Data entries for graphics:
▬▬▬▬▬▬
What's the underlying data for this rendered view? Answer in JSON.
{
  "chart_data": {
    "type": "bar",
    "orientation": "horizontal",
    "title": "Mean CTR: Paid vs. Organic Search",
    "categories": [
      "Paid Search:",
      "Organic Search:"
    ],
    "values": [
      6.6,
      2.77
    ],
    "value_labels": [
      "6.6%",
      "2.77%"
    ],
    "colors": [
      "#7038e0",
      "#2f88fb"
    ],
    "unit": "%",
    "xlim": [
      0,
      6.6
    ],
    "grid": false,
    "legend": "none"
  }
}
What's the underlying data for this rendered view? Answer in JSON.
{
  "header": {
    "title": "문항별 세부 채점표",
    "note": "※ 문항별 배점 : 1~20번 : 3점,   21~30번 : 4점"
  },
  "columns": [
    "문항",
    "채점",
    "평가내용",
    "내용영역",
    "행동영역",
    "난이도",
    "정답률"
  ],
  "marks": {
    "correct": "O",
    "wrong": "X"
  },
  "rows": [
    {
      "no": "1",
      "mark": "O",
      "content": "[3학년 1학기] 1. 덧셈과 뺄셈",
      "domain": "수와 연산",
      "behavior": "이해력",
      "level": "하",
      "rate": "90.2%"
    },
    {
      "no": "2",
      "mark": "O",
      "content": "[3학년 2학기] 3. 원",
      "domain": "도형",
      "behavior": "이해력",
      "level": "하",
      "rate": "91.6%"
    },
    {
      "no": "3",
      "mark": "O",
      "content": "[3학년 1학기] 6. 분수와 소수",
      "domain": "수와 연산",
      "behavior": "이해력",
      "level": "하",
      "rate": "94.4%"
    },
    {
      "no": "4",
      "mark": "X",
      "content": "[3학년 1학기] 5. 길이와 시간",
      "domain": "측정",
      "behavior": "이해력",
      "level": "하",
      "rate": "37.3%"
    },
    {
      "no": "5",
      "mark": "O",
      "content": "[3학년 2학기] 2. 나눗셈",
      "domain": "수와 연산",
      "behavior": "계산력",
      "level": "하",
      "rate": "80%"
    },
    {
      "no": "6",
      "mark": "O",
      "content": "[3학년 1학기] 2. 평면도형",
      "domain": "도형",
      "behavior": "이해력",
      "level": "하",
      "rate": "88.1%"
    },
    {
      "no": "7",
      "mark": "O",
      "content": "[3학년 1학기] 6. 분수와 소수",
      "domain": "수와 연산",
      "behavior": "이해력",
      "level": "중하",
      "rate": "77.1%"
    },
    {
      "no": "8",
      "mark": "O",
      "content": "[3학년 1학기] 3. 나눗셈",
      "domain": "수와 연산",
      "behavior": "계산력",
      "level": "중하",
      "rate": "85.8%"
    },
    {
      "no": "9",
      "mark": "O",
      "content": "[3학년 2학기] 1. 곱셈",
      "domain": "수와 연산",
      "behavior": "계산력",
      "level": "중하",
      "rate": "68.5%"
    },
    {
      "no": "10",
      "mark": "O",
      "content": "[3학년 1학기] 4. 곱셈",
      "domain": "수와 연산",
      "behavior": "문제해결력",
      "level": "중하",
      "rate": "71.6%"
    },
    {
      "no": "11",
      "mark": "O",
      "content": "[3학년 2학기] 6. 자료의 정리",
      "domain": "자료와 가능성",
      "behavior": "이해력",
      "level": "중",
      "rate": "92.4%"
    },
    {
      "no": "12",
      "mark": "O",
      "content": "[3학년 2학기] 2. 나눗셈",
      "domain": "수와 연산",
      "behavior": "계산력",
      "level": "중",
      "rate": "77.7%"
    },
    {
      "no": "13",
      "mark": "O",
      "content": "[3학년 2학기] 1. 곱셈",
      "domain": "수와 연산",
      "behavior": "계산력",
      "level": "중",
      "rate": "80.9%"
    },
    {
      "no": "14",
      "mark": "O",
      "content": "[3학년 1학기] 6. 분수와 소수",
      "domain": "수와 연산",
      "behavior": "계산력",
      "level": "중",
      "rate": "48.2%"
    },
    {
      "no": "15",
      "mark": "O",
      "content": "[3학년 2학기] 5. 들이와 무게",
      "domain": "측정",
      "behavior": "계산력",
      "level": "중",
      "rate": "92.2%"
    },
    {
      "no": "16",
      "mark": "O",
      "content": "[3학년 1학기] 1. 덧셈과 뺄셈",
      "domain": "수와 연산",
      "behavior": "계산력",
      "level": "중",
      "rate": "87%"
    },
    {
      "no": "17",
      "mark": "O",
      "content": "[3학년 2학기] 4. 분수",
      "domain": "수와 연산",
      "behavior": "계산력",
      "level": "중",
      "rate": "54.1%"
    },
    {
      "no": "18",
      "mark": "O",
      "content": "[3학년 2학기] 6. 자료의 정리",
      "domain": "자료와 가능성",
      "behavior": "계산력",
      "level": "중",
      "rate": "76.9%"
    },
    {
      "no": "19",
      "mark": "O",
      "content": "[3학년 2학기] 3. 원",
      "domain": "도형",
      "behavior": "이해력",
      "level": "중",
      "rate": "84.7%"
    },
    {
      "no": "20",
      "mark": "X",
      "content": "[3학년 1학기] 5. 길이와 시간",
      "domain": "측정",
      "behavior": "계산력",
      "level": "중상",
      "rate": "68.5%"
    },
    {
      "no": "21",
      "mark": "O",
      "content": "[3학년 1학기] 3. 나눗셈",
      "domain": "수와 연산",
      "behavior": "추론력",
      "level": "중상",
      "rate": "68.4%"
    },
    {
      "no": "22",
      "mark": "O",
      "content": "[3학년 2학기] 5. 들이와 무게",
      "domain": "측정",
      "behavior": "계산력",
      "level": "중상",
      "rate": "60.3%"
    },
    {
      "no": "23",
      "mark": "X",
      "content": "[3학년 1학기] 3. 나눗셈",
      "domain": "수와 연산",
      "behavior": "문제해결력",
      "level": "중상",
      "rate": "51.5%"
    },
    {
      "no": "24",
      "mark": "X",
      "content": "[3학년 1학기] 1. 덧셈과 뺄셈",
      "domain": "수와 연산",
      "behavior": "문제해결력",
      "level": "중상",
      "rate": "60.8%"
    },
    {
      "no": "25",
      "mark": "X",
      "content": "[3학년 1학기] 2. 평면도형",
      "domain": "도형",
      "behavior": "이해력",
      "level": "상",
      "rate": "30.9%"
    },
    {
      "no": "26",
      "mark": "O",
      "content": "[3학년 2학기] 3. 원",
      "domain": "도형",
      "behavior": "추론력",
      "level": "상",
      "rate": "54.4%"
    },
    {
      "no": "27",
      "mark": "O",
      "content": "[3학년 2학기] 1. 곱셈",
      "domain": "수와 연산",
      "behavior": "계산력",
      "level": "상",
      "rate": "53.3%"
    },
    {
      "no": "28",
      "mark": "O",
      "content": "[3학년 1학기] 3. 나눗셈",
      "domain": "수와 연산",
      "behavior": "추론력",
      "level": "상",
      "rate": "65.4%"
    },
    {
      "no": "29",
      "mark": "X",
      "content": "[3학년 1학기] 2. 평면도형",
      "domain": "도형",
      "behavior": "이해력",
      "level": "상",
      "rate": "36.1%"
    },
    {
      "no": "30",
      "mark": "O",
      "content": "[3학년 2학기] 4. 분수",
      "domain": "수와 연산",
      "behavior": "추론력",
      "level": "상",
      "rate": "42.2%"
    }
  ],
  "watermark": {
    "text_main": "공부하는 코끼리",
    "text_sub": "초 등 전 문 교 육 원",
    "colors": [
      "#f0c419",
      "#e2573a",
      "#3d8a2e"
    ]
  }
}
▬▬▬▬▬▬
● What the task asks
Scan the material and collect every line that contains "Search".

● Result below
    "title": "Mean CTR: Paid vs. Organic Search",
      "Paid Search:",
      "Organic Search:"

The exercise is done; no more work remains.